_Exercise instructions_
Check each line of the records for "Given"; collect those that have it.

** Start of Material for this task **

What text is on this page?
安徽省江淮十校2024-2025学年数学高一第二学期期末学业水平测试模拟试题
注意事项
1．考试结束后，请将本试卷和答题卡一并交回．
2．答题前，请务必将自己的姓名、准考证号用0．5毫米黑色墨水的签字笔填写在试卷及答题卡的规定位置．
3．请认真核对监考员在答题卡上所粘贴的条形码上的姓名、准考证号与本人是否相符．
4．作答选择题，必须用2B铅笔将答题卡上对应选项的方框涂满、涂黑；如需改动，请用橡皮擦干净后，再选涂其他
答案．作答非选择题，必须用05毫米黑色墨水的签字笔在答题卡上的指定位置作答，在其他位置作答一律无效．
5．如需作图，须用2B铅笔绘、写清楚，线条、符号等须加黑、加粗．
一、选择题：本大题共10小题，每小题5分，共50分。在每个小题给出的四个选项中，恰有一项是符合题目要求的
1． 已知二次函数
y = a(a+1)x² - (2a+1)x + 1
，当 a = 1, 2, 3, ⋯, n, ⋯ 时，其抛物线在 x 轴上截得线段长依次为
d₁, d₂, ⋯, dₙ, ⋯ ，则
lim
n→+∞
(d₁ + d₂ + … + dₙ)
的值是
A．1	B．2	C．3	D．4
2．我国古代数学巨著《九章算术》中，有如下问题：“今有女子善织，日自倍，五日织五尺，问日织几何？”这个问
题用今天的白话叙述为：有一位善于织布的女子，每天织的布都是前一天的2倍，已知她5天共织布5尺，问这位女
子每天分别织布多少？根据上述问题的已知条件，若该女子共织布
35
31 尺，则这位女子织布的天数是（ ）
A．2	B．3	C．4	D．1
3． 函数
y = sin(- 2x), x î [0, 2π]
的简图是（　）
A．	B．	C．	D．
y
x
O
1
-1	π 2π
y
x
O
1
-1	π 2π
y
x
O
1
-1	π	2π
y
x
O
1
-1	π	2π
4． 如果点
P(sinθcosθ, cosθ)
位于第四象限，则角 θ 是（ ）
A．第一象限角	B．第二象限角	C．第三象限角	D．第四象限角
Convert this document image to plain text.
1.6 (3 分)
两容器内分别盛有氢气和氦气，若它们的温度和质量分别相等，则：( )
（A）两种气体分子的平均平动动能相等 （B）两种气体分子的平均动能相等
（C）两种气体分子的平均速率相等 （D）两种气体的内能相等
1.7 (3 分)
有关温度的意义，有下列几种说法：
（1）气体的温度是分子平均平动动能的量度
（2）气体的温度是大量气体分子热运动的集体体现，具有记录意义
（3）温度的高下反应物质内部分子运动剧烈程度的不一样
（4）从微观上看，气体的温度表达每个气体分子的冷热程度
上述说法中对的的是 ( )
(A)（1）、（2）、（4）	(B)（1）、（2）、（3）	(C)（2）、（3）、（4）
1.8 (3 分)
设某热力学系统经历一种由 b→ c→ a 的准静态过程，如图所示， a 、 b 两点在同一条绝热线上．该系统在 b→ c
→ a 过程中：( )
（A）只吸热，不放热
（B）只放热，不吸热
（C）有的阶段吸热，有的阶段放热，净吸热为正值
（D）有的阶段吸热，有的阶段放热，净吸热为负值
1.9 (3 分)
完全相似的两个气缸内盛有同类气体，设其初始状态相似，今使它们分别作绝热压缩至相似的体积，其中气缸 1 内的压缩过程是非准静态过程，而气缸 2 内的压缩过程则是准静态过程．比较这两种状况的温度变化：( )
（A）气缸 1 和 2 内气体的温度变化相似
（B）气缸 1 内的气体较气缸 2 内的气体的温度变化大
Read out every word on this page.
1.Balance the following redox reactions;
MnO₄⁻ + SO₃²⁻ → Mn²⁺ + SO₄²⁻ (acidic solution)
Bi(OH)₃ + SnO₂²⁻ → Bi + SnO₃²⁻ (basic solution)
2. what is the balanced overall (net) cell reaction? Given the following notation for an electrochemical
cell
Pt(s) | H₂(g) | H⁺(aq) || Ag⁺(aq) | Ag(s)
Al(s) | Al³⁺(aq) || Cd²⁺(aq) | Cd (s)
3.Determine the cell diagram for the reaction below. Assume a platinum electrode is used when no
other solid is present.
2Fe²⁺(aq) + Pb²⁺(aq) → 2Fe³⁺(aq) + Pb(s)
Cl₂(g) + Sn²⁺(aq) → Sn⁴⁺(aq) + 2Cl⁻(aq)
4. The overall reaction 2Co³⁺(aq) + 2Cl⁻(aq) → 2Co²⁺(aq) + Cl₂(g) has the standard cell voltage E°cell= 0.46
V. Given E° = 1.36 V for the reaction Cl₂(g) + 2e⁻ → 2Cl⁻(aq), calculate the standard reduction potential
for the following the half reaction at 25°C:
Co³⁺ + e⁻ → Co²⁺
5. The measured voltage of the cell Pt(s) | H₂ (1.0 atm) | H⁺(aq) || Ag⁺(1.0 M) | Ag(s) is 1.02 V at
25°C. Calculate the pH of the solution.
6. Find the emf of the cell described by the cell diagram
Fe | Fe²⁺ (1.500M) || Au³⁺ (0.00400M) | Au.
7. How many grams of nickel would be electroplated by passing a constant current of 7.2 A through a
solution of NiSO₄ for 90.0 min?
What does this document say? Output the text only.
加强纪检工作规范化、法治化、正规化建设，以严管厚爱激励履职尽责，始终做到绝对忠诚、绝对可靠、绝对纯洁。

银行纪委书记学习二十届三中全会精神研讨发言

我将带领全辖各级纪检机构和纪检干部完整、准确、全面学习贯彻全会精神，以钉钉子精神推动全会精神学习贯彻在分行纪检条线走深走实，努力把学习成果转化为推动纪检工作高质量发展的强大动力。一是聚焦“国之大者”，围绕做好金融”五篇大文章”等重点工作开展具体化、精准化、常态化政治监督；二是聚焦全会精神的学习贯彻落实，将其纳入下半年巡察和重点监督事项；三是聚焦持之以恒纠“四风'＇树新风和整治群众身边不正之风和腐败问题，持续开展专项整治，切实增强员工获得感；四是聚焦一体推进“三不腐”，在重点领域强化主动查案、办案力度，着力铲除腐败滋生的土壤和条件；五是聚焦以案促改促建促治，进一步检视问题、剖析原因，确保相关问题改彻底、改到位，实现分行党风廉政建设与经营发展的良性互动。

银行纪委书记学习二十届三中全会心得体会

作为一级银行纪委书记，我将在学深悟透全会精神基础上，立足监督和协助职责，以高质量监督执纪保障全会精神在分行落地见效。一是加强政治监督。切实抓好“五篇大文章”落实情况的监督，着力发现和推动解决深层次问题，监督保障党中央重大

** End of Material for this task **

_Worked solution_
2. what is the balanced overall (net) cell reaction? Given the following notation for an electrochemical
V. Given E° = 1.36 V for the reaction Cl₂(g) + 2e⁻ → 2Cl⁻(aq), calculate the standard reduction potential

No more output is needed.